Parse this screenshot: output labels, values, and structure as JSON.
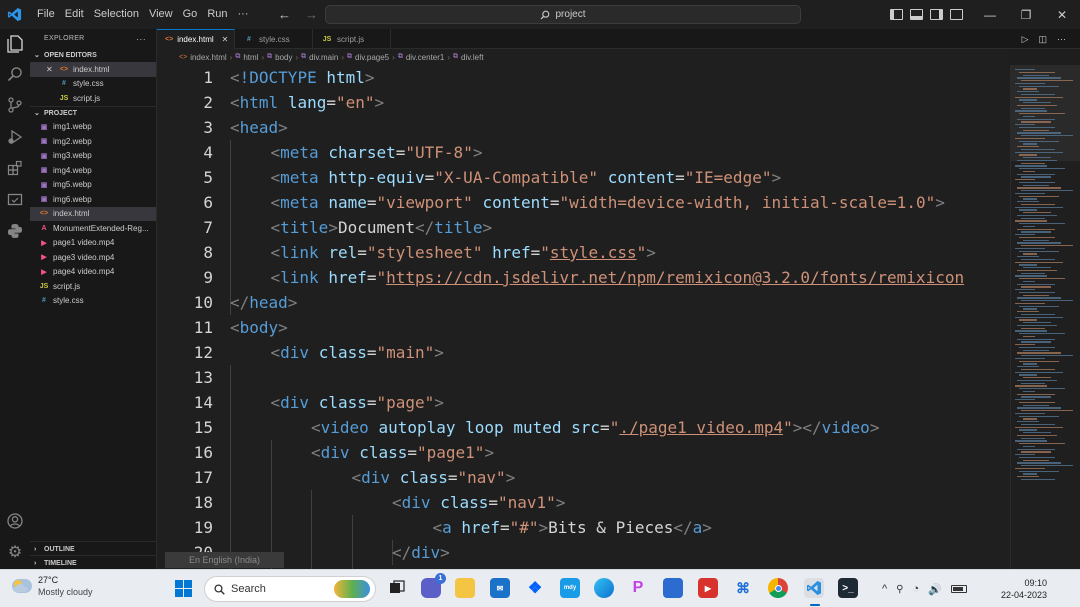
{
  "window": {
    "menu": [
      "File",
      "Edit",
      "Selection",
      "View",
      "Go",
      "Run",
      "···"
    ],
    "search_text": "project"
  },
  "sidebar": {
    "title": "EXPLORER",
    "more": "···",
    "open_editors_title": "OPEN EDITORS",
    "open_editors": [
      {
        "name": "index.html",
        "icon": "html-file-icon",
        "type": "html",
        "close": "✕"
      },
      {
        "name": "style.css",
        "icon": "css-file-icon",
        "type": "css"
      },
      {
        "name": "script.js",
        "icon": "js-file-icon",
        "type": "js"
      }
    ],
    "project_title": "PROJECT",
    "files": [
      {
        "name": "img1.webp",
        "type": "img"
      },
      {
        "name": "img2.webp",
        "type": "img"
      },
      {
        "name": "img3.webp",
        "type": "img"
      },
      {
        "name": "img4.webp",
        "type": "img"
      },
      {
        "name": "img5.webp",
        "type": "img"
      },
      {
        "name": "img6.webp",
        "type": "img"
      },
      {
        "name": "index.html",
        "type": "html"
      },
      {
        "name": "MonumentExtended-Reg...",
        "type": "font"
      },
      {
        "name": "page1 video.mp4",
        "type": "vid"
      },
      {
        "name": "page3 video.mp4",
        "type": "vid"
      },
      {
        "name": "page4 video.mp4",
        "type": "vid"
      },
      {
        "name": "script.js",
        "type": "js"
      },
      {
        "name": "style.css",
        "type": "css"
      }
    ],
    "outline_title": "OUTLINE",
    "timeline_title": "TIMELINE"
  },
  "tabs": [
    {
      "label": "index.html",
      "type": "html",
      "active": true,
      "close": "✕"
    },
    {
      "label": "style.css",
      "type": "css",
      "active": false
    },
    {
      "label": "script.js",
      "type": "js",
      "active": false
    }
  ],
  "breadcrumb": [
    "index.html",
    "html",
    "body",
    "div.main",
    "div.page5",
    "div.center1",
    "div.left"
  ],
  "editor": {
    "lines": [
      {
        "n": "1",
        "indent": 0,
        "tokens": [
          [
            "punc",
            "<"
          ],
          [
            "tag",
            "!DOCTYPE"
          ],
          [
            "text",
            " "
          ],
          [
            "attr",
            "html"
          ],
          [
            "punc",
            ">"
          ]
        ]
      },
      {
        "n": "2",
        "indent": 0,
        "tokens": [
          [
            "punc",
            "<"
          ],
          [
            "tag",
            "html"
          ],
          [
            "text",
            " "
          ],
          [
            "attr",
            "lang"
          ],
          [
            "text",
            "="
          ],
          [
            "str",
            "\"en\""
          ],
          [
            "punc",
            ">"
          ]
        ]
      },
      {
        "n": "3",
        "indent": 0,
        "tokens": [
          [
            "punc",
            "<"
          ],
          [
            "tag",
            "head"
          ],
          [
            "punc",
            ">"
          ]
        ]
      },
      {
        "n": "4",
        "indent": 1,
        "tokens": [
          [
            "punc",
            "<"
          ],
          [
            "tag",
            "meta"
          ],
          [
            "text",
            " "
          ],
          [
            "attr",
            "charset"
          ],
          [
            "text",
            "="
          ],
          [
            "str",
            "\"UTF-8\""
          ],
          [
            "punc",
            ">"
          ]
        ]
      },
      {
        "n": "5",
        "indent": 1,
        "tokens": [
          [
            "punc",
            "<"
          ],
          [
            "tag",
            "meta"
          ],
          [
            "text",
            " "
          ],
          [
            "attr",
            "http-equiv"
          ],
          [
            "text",
            "="
          ],
          [
            "str",
            "\"X-UA-Compatible\""
          ],
          [
            "text",
            " "
          ],
          [
            "attr",
            "content"
          ],
          [
            "text",
            "="
          ],
          [
            "str",
            "\"IE=edge\""
          ],
          [
            "punc",
            ">"
          ]
        ]
      },
      {
        "n": "6",
        "indent": 1,
        "tokens": [
          [
            "punc",
            "<"
          ],
          [
            "tag",
            "meta"
          ],
          [
            "text",
            " "
          ],
          [
            "attr",
            "name"
          ],
          [
            "text",
            "="
          ],
          [
            "str",
            "\"viewport\""
          ],
          [
            "text",
            " "
          ],
          [
            "attr",
            "content"
          ],
          [
            "text",
            "="
          ],
          [
            "str",
            "\"width=device-width, initial-scale=1.0\""
          ],
          [
            "punc",
            ">"
          ]
        ]
      },
      {
        "n": "7",
        "indent": 1,
        "tokens": [
          [
            "punc",
            "<"
          ],
          [
            "tag",
            "title"
          ],
          [
            "punc",
            ">"
          ],
          [
            "text",
            "Document"
          ],
          [
            "punc",
            "</"
          ],
          [
            "tag",
            "title"
          ],
          [
            "punc",
            ">"
          ]
        ]
      },
      {
        "n": "8",
        "indent": 1,
        "tokens": [
          [
            "punc",
            "<"
          ],
          [
            "tag",
            "link"
          ],
          [
            "text",
            " "
          ],
          [
            "attr",
            "rel"
          ],
          [
            "text",
            "="
          ],
          [
            "str",
            "\"stylesheet\""
          ],
          [
            "text",
            " "
          ],
          [
            "attr",
            "href"
          ],
          [
            "text",
            "="
          ],
          [
            "str",
            "\""
          ],
          [
            "link",
            "style.css"
          ],
          [
            "str",
            "\""
          ],
          [
            "punc",
            ">"
          ]
        ]
      },
      {
        "n": "9",
        "indent": 1,
        "tokens": [
          [
            "punc",
            "<"
          ],
          [
            "tag",
            "link"
          ],
          [
            "text",
            " "
          ],
          [
            "attr",
            "href"
          ],
          [
            "text",
            "="
          ],
          [
            "str",
            "\""
          ],
          [
            "link",
            "https://cdn.jsdelivr.net/npm/remixicon@3.2.0/fonts/remixicon"
          ]
        ]
      },
      {
        "n": "10",
        "indent": 0,
        "tokens": [
          [
            "punc",
            "</"
          ],
          [
            "tag",
            "head"
          ],
          [
            "punc",
            ">"
          ]
        ]
      },
      {
        "n": "11",
        "indent": 0,
        "tokens": [
          [
            "punc",
            "<"
          ],
          [
            "tag",
            "body"
          ],
          [
            "punc",
            ">"
          ]
        ]
      },
      {
        "n": "12",
        "indent": 1,
        "tokens": [
          [
            "punc",
            "<"
          ],
          [
            "tag",
            "div"
          ],
          [
            "text",
            " "
          ],
          [
            "attr",
            "class"
          ],
          [
            "text",
            "="
          ],
          [
            "str",
            "\"main\""
          ],
          [
            "punc",
            ">"
          ]
        ]
      },
      {
        "n": "13",
        "indent": 0,
        "tokens": []
      },
      {
        "n": "14",
        "indent": 1,
        "tokens": [
          [
            "punc",
            "<"
          ],
          [
            "tag",
            "div"
          ],
          [
            "text",
            " "
          ],
          [
            "attr",
            "class"
          ],
          [
            "text",
            "="
          ],
          [
            "str",
            "\"page\""
          ],
          [
            "punc",
            ">"
          ]
        ]
      },
      {
        "n": "15",
        "indent": 2,
        "tokens": [
          [
            "punc",
            "<"
          ],
          [
            "tag",
            "video"
          ],
          [
            "text",
            " "
          ],
          [
            "attr",
            "autoplay"
          ],
          [
            "text",
            " "
          ],
          [
            "attr",
            "loop"
          ],
          [
            "text",
            " "
          ],
          [
            "attr",
            "muted"
          ],
          [
            "text",
            " "
          ],
          [
            "attr",
            "src"
          ],
          [
            "text",
            "="
          ],
          [
            "str",
            "\""
          ],
          [
            "link",
            "./page1 video.mp4"
          ],
          [
            "str",
            "\""
          ],
          [
            "punc",
            "></"
          ],
          [
            "tag",
            "video"
          ],
          [
            "punc",
            ">"
          ]
        ]
      },
      {
        "n": "16",
        "indent": 2,
        "tokens": [
          [
            "punc",
            "<"
          ],
          [
            "tag",
            "div"
          ],
          [
            "text",
            " "
          ],
          [
            "attr",
            "class"
          ],
          [
            "text",
            "="
          ],
          [
            "str",
            "\"page1\""
          ],
          [
            "punc",
            ">"
          ]
        ]
      },
      {
        "n": "17",
        "indent": 3,
        "tokens": [
          [
            "punc",
            "<"
          ],
          [
            "tag",
            "div"
          ],
          [
            "text",
            " "
          ],
          [
            "attr",
            "class"
          ],
          [
            "text",
            "="
          ],
          [
            "str",
            "\"nav\""
          ],
          [
            "punc",
            ">"
          ]
        ]
      },
      {
        "n": "18",
        "indent": 4,
        "tokens": [
          [
            "punc",
            "<"
          ],
          [
            "tag",
            "div"
          ],
          [
            "text",
            " "
          ],
          [
            "attr",
            "class"
          ],
          [
            "text",
            "="
          ],
          [
            "str",
            "\"nav1\""
          ],
          [
            "punc",
            ">"
          ]
        ]
      },
      {
        "n": "19",
        "indent": 5,
        "tokens": [
          [
            "punc",
            "<"
          ],
          [
            "tag",
            "a"
          ],
          [
            "text",
            " "
          ],
          [
            "attr",
            "href"
          ],
          [
            "text",
            "="
          ],
          [
            "str",
            "\"#\""
          ],
          [
            "punc",
            ">"
          ],
          [
            "text",
            "Bits & Pieces"
          ],
          [
            "punc",
            "</"
          ],
          [
            "tag",
            "a"
          ],
          [
            "punc",
            ">"
          ]
        ]
      },
      {
        "n": "20",
        "indent": 4,
        "tokens": [
          [
            "punc",
            "</"
          ],
          [
            "tag",
            "div"
          ],
          [
            "punc",
            ">"
          ]
        ]
      }
    ]
  },
  "language_tooltip": "En English (India)",
  "taskbar": {
    "weather_temp": "27°C",
    "weather_desc": "Mostly cloudy",
    "search_placeholder": "Search",
    "time": "09:10",
    "date": "22-04-2023",
    "teams_badge": "1"
  }
}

+ + + +

Written task:
Check every line of the data above for the string "webp", and copy those that have it.

Correct output:
        "name": "img1.webp",
        "name": "img2.webp",
        "name": "img3.webp",
        "name": "img4.webp",
        "name": "img5.webp",
        "name": "img6.webp",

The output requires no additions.